### WHAT YOU SHOULD DO
Reproduce the listing below word for word, leaving every line unchanged.

### TASK DATA

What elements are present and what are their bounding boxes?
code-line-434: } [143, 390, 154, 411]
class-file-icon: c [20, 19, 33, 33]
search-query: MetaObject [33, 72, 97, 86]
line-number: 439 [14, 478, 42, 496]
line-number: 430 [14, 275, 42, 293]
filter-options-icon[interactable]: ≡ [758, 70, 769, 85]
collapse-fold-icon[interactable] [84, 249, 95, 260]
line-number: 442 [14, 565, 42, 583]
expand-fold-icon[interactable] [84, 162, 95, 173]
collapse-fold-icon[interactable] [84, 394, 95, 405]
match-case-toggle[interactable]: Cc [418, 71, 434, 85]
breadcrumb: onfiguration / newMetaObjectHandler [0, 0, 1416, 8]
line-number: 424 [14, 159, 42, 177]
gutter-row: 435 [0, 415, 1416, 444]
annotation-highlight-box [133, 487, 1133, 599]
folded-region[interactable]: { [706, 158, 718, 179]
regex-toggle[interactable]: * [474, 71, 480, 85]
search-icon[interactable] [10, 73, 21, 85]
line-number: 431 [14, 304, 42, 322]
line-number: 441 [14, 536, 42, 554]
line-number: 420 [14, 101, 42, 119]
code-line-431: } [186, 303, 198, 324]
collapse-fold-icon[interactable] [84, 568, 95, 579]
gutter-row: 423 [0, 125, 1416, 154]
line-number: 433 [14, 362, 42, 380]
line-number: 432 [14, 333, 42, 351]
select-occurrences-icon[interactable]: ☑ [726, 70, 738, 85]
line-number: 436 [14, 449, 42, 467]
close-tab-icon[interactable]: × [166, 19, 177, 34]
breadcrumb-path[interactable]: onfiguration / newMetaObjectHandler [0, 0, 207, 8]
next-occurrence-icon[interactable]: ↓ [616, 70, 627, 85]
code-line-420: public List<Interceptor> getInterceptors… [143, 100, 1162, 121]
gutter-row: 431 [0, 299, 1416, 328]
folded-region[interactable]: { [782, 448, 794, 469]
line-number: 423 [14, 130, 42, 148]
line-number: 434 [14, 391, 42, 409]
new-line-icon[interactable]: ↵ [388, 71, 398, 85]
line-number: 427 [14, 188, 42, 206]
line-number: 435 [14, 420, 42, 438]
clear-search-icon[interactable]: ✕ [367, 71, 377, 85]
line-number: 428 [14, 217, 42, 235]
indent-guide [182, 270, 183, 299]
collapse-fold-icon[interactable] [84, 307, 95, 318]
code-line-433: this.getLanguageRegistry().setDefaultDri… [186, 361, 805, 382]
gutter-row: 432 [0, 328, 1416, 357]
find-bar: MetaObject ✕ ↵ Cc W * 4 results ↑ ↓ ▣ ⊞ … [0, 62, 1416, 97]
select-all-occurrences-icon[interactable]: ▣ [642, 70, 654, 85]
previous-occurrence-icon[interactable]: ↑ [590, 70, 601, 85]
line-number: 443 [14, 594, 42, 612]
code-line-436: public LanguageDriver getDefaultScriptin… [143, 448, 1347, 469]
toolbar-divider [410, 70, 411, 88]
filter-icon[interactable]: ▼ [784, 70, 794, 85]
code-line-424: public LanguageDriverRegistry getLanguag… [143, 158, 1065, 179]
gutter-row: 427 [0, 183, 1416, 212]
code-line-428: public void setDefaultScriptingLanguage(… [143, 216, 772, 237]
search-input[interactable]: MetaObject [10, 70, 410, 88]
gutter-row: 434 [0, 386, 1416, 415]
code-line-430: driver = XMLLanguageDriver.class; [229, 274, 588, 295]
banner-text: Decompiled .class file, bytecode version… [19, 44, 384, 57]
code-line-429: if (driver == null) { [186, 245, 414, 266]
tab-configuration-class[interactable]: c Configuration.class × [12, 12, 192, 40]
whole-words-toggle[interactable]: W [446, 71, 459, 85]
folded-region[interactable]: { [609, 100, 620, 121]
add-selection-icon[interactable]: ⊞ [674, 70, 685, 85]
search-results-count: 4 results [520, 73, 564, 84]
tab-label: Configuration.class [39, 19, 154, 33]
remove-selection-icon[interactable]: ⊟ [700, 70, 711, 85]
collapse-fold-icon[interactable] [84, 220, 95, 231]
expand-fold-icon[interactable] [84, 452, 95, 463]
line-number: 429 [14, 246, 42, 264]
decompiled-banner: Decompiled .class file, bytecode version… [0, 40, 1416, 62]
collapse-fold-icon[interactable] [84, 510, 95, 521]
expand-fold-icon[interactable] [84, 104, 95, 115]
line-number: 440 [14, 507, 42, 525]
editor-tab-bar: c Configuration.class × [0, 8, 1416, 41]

### IN RESPONSE
What elements are present and what are their bounding boxes?
code-line-434: } [143, 390, 154, 411]
class-file-icon: c [20, 19, 33, 33]
search-query: MetaObject [33, 72, 97, 86]
line-number: 439 [14, 478, 42, 496]
line-number: 430 [14, 275, 42, 293]
filter-options-icon[interactable]: ≡ [758, 70, 769, 85]
collapse-fold-icon[interactable] [84, 249, 95, 260]
line-number: 442 [14, 565, 42, 583]
expand-fold-icon[interactable] [84, 162, 95, 173]
collapse-fold-icon[interactable] [84, 394, 95, 405]
match-case-toggle[interactable]: Cc [418, 71, 434, 85]
breadcrumb: onfiguration / newMetaObjectHandler [0, 0, 1416, 8]
line-number: 424 [14, 159, 42, 177]
gutter-row: 435 [0, 415, 1416, 444]
annotation-highlight-box [133, 487, 1133, 599]
folded-region[interactable]: { [706, 158, 718, 179]
regex-toggle[interactable]: * [474, 71, 480, 85]
search-icon[interactable] [10, 73, 21, 85]
line-number: 431 [14, 304, 42, 322]
line-number: 441 [14, 536, 42, 554]
line-number: 420 [14, 101, 42, 119]
code-line-431: } [186, 303, 198, 324]
collapse-fold-icon[interactable] [84, 568, 95, 579]
gutter-row: 423 [0, 125, 1416, 154]
line-number: 433 [14, 362, 42, 380]
line-number: 432 [14, 333, 42, 351]
select-occurrences-icon[interactable]: ☑ [726, 70, 738, 85]
line-number: 436 [14, 449, 42, 467]
close-tab-icon[interactable]: × [166, 19, 177, 34]
breadcrumb-path[interactable]: onfiguration / newMetaObjectHandler [0, 0, 207, 8]
next-occurrence-icon[interactable]: ↓ [616, 70, 627, 85]
code-line-420: public List<Interceptor> getInterceptors… [143, 100, 1162, 121]
gutter-row: 431 [0, 299, 1416, 328]
folded-region[interactable]: { [782, 448, 794, 469]
line-number: 423 [14, 130, 42, 148]
line-number: 434 [14, 391, 42, 409]
new-line-icon[interactable]: ↵ [388, 71, 398, 85]
line-number: 427 [14, 188, 42, 206]
line-number: 435 [14, 420, 42, 438]
clear-search-icon[interactable]: ✕ [367, 71, 377, 85]
line-number: 428 [14, 217, 42, 235]
indent-guide [182, 270, 183, 299]
collapse-fold-icon[interactable] [84, 307, 95, 318]
code-line-433: this.getLanguageRegistry().setDefaultDri… [186, 361, 805, 382]
gutter-row: 432 [0, 328, 1416, 357]
find-bar: MetaObject ✕ ↵ Cc W * 4 results ↑ ↓ ▣ ⊞ … [0, 62, 1416, 97]
select-all-occurrences-icon[interactable]: ▣ [642, 70, 654, 85]
previous-occurrence-icon[interactable]: ↑ [590, 70, 601, 85]
line-number: 443 [14, 594, 42, 612]
code-line-436: public LanguageDriver getDefaultScriptin… [143, 448, 1347, 469]
toolbar-divider [410, 70, 411, 88]
filter-icon[interactable]: ▼ [784, 70, 794, 85]
code-line-424: public LanguageDriverRegistry getLanguag… [143, 158, 1065, 179]
gutter-row: 427 [0, 183, 1416, 212]
code-line-428: public void setDefaultScriptingLanguage(… [143, 216, 772, 237]
search-input[interactable]: MetaObject [10, 70, 410, 88]
gutter-row: 434 [0, 386, 1416, 415]
code-line-430: driver = XMLLanguageDriver.class; [229, 274, 588, 295]
banner-text: Decompiled .class file, bytecode version… [19, 44, 384, 57]
code-line-429: if (driver == null) { [186, 245, 414, 266]
tab-configuration-class[interactable]: c Configuration.class × [12, 12, 192, 40]
whole-words-toggle[interactable]: W [446, 71, 459, 85]
folded-region[interactable]: { [609, 100, 620, 121]
add-selection-icon[interactable]: ⊞ [674, 70, 685, 85]
search-results-count: 4 results [520, 73, 564, 84]
tab-label: Configuration.class [39, 19, 154, 33]
remove-selection-icon[interactable]: ⊟ [700, 70, 711, 85]
collapse-fold-icon[interactable] [84, 220, 95, 231]
expand-fold-icon[interactable] [84, 452, 95, 463]
line-number: 429 [14, 246, 42, 264]
decompiled-banner: Decompiled .class file, bytecode version… [0, 40, 1416, 62]
collapse-fold-icon[interactable] [84, 510, 95, 521]
expand-fold-icon[interactable] [84, 104, 95, 115]
line-number: 440 [14, 507, 42, 525]
editor-tab-bar: c Configuration.class × [0, 8, 1416, 41]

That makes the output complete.